* **Exercise details**:
Reproduce the entries word for word, and omit any picture you find in them.

* **Raw records**:
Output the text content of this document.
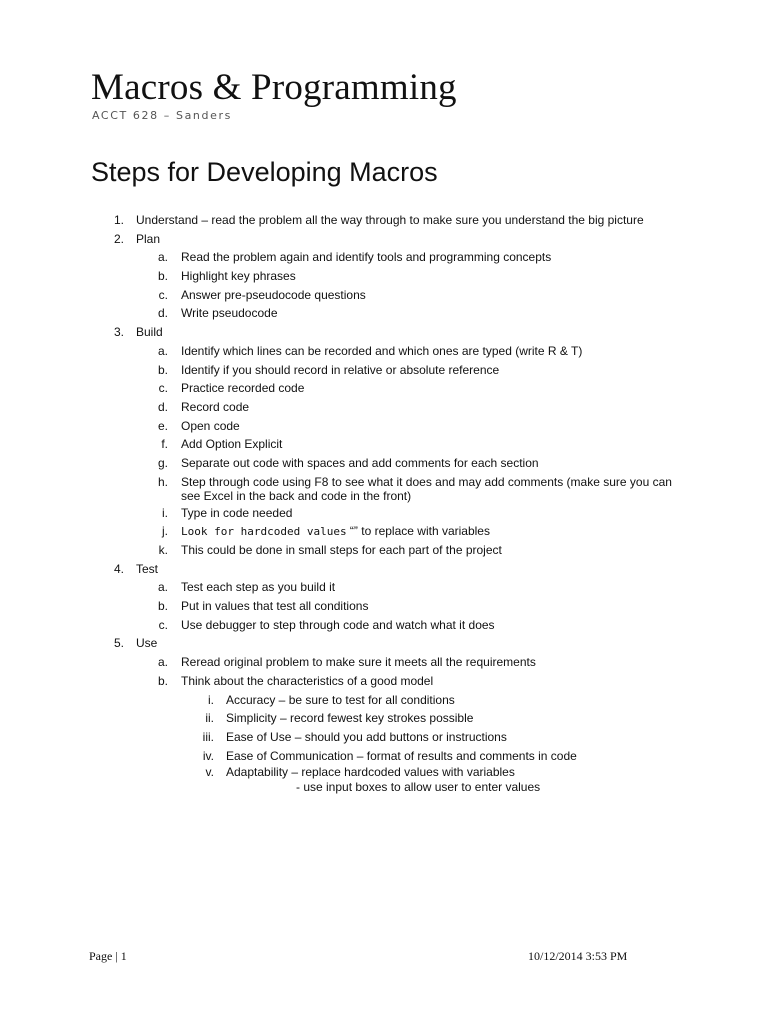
Macros & Programming
ACCT 628 – Sanders
Steps for Developing Macros
1. Understand – read the problem all the way through to make sure you understand the big picture
2. Plan
a. Read the problem again and identify tools and programming concepts
b. Highlight key phrases
c. Answer pre-pseudocode questions
d. Write pseudocode
3. Build
a. Identify which lines can be recorded and which ones are typed (write R & T)
b. Identify if you should record in relative or absolute reference
c. Practice recorded code
d. Record code
e. Open code
f. Add Option Explicit
g. Separate out code with spaces and add comments for each section
h. Step through code using F8 to see what it does and may add comments (make sure you can see Excel in the back and code in the front)
i. Type in code needed
j. Look for hardcoded values “” to replace with variables
k. This could be done in small steps for each part of the project
4. Test
a. Test each step as you build it
b. Put in values that test all conditions
c. Use debugger to step through code and watch what it does
5. Use
a. Reread original problem to make sure it meets all the requirements
b. Think about the characteristics of a good model
i. Accuracy – be sure to test for all conditions
ii. Simplicity – record fewest key strokes possible
iii. Ease of Use – should you add buttons or instructions
iv. Ease of Communication – format of results and comments in code
v. Adaptability – replace hardcoded values with variables
- use input boxes to allow user to enter values
Page | 1	10/12/2014 3:53 PM
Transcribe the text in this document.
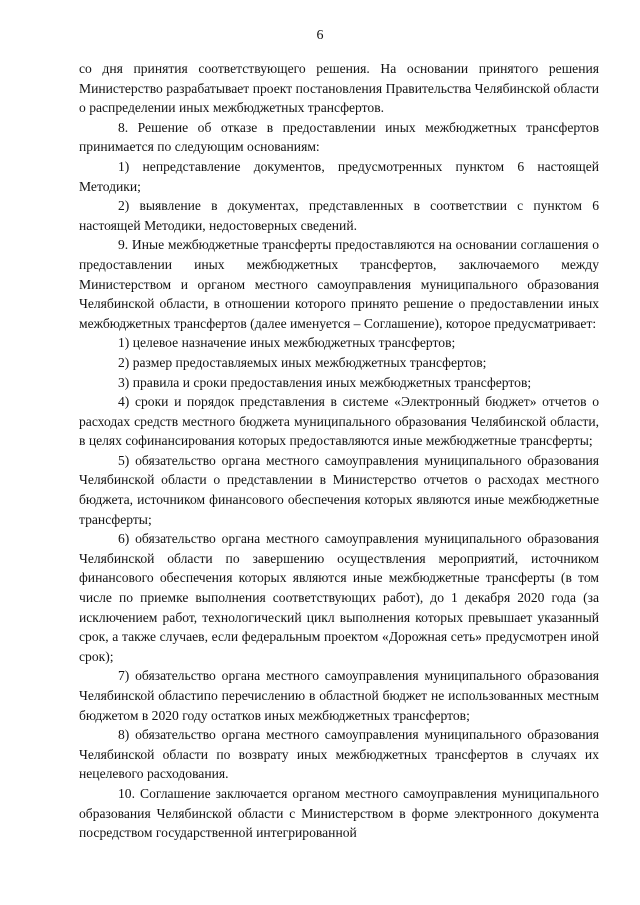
6

со дня принятия соответствующего решения. На основании принятого решения Министерство разрабатывает проект постановления Правительства Челябинской области о распределении иных межбюджетных трансфертов.

8. Решение об отказе в предоставлении иных межбюджетных трансфертов принимается по следующим основаниям:

1) непредставление документов, предусмотренных пунктом 6 настоящей Методики;

2) выявление в документах, представленных в соответствии с пунктом 6 настоящей Методики, недостоверных сведений.

9. Иные межбюджетные трансферты предоставляются на основании соглашения о предоставлении иных межбюджетных трансфертов, заключаемого между Министерством и органом местного самоуправления муниципального образования Челябинской области, в отношении которого принято решение о предоставлении иных межбюджетных трансфертов (далее именуется – Соглашение), которое предусматривает:

1) целевое назначение иных межбюджетных трансфертов;

2) размер предоставляемых иных межбюджетных трансфертов;

3) правила и сроки предоставления иных межбюджетных трансфертов;

4) сроки и порядок представления в системе «Электронный бюджет» отчетов о расходах средств местного бюджета муниципального образования Челябинской области, в целях софинансирования которых предоставляются иные межбюджетные трансферты;

5) обязательство органа местного самоуправления муниципального образования Челябинской области о представлении в Министерство отчетов о расходах местного бюджета, источником финансового обеспечения которых являются иные межбюджетные трансферты;

6) обязательство органа местного самоуправления муниципального образования Челябинской области по завершению осуществления мероприятий, источником финансового обеспечения которых являются иные межбюджетные трансферты (в том числе по приемке выполнения соответствующих работ), до 1 декабря 2020 года (за исключением работ, технологический цикл выполнения которых превышает указанный срок, а также случаев, если федеральным проектом «Дорожная сеть» предусмотрен иной срок);

7) обязательство органа местного самоуправления муниципального образования Челябинской областипо перечислению в областной бюджет не использованных местным бюджетом в 2020 году остатков иных межбюджетных трансфертов;

8) обязательство органа местного самоуправления муниципального образования Челябинской области по возврату иных межбюджетных трансфертов в случаях их нецелевого расходования.

10. Соглашение заключается органом местного самоуправления муниципального образования Челябинской области с Министерством в форме электронного документа посредством государственной интегрированной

* **Answer**:
Output the text content of this document.
Macros & Programming
ACCT 628 – Sanders
Steps for Developing Macros
1. Understand – read the problem all the way through to make sure you understand the big picture
2. Plan
a. Read the problem again and identify tools and programming concepts
b. Highlight key phrases
c. Answer pre-pseudocode questions
d. Write pseudocode
3. Build
a. Identify which lines can be recorded and which ones are typed (write R & T)
b. Identify if you should record in relative or absolute reference
c. Practice recorded code
d. Record code
e. Open code
f. Add Option Explicit
g. Separate out code with spaces and add comments for each section
h. Step through code using F8 to see what it does and may add comments (make sure you can see Excel in the back and code in the front)
i. Type in code needed
j. Look for hardcoded values “” to replace with variables
k. This could be done in small steps for each part of the project
4. Test
a. Test each step as you build it
b. Put in values that test all conditions
c. Use debugger to step through code and watch what it does
5. Use
a. Reread original problem to make sure it meets all the requirements
b. Think about the characteristics of a good model
i. Accuracy – be sure to test for all conditions
ii. Simplicity – record fewest key strokes possible
iii. Ease of Use – should you add buttons or instructions
iv. Ease of Communication – format of results and comments in code
v. Adaptability – replace hardcoded values with variables
- use input boxes to allow user to enter values
Page | 1	10/12/2014 3:53 PM
Transcribe the text in this document.
6

со дня принятия соответствующего решения. На основании принятого решения Министерство разрабатывает проект постановления Правительства Челябинской области о распределении иных межбюджетных трансфертов.

8. Решение об отказе в предоставлении иных межбюджетных трансфертов принимается по следующим основаниям:

1) непредставление документов, предусмотренных пунктом 6 настоящей Методики;

2) выявление в документах, представленных в соответствии с пунктом 6 настоящей Методики, недостоверных сведений.

9. Иные межбюджетные трансферты предоставляются на основании соглашения о предоставлении иных межбюджетных трансфертов, заключаемого между Министерством и органом местного самоуправления муниципального образования Челябинской области, в отношении которого принято решение о предоставлении иных межбюджетных трансфертов (далее именуется – Соглашение), которое предусматривает:

1) целевое назначение иных межбюджетных трансфертов;

2) размер предоставляемых иных межбюджетных трансфертов;

3) правила и сроки предоставления иных межбюджетных трансфертов;

4) сроки и порядок представления в системе «Электронный бюджет» отчетов о расходах средств местного бюджета муниципального образования Челябинской области, в целях софинансирования которых предоставляются иные межбюджетные трансферты;

5) обязательство органа местного самоуправления муниципального образования Челябинской области о представлении в Министерство отчетов о расходах местного бюджета, источником финансового обеспечения которых являются иные межбюджетные трансферты;

6) обязательство органа местного самоуправления муниципального образования Челябинской области по завершению осуществления мероприятий, источником финансового обеспечения которых являются иные межбюджетные трансферты (в том числе по приемке выполнения соответствующих работ), до 1 декабря 2020 года (за исключением работ, технологический цикл выполнения которых превышает указанный срок, а также случаев, если федеральным проектом «Дорожная сеть» предусмотрен иной срок);

7) обязательство органа местного самоуправления муниципального образования Челябинской областипо перечислению в областной бюджет не использованных местным бюджетом в 2020 году остатков иных межбюджетных трансфертов;

8) обязательство органа местного самоуправления муниципального образования Челябинской области по возврату иных межбюджетных трансфертов в случаях их нецелевого расходования.

10. Соглашение заключается органом местного самоуправления муниципального образования Челябинской области с Министерством в форме электронного документа посредством государственной интегрированной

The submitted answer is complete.